THE TASK >> Tally the lines in the listing below that include "الذين". Answer with the count and nothing more.

RECORDS SUPPLIED >>
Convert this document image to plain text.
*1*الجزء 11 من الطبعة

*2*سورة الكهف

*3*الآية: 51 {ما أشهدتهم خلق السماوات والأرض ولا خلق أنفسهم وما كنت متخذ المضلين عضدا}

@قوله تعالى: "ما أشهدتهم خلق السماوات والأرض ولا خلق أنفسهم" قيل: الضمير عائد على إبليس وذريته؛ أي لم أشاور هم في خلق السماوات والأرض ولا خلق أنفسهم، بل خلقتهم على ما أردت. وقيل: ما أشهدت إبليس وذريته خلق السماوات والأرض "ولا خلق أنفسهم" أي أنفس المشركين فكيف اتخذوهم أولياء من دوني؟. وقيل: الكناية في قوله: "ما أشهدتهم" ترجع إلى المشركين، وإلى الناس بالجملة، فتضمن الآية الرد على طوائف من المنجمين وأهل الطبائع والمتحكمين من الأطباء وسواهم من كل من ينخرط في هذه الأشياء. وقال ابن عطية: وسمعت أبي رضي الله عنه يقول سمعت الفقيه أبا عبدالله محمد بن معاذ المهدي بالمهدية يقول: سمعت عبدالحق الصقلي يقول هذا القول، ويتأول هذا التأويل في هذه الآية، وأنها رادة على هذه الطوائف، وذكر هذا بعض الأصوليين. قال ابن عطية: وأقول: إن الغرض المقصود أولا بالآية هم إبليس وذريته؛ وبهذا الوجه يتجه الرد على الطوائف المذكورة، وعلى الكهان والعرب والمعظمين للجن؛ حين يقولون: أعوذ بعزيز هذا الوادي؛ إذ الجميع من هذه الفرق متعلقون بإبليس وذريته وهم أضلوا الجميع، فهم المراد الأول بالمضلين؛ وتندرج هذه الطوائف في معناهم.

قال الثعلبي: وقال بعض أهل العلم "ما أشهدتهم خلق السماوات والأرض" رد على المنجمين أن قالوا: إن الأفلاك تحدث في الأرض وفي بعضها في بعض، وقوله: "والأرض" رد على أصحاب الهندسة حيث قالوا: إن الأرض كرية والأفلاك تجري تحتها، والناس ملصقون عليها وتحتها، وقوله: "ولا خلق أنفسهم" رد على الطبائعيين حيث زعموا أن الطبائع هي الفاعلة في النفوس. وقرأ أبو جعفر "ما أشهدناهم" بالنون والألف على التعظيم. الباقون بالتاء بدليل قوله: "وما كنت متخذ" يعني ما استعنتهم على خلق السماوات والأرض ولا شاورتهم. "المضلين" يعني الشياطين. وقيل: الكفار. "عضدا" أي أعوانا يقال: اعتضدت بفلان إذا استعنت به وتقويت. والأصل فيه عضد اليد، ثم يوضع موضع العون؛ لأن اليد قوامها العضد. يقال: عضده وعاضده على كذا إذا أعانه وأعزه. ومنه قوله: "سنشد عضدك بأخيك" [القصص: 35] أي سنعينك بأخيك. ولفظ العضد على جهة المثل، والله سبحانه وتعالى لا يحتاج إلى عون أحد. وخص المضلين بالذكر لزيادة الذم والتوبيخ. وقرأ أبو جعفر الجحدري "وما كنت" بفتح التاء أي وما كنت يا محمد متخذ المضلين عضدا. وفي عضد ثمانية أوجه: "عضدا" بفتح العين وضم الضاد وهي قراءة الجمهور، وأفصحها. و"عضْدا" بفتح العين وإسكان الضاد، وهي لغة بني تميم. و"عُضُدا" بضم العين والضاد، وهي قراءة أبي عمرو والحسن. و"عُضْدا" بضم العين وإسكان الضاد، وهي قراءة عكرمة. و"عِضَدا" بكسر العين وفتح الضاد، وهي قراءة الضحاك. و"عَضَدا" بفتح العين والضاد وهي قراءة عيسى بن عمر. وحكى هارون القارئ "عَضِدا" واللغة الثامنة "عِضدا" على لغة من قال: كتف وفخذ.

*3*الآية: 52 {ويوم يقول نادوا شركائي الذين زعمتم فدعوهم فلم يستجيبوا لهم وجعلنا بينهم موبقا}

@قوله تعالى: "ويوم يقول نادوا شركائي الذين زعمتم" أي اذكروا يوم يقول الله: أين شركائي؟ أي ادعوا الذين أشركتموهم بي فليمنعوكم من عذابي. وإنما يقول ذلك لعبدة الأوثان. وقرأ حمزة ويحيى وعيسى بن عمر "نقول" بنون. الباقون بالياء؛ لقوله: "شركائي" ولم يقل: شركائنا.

OUTPUT FOR THIS EXERCISE >> 2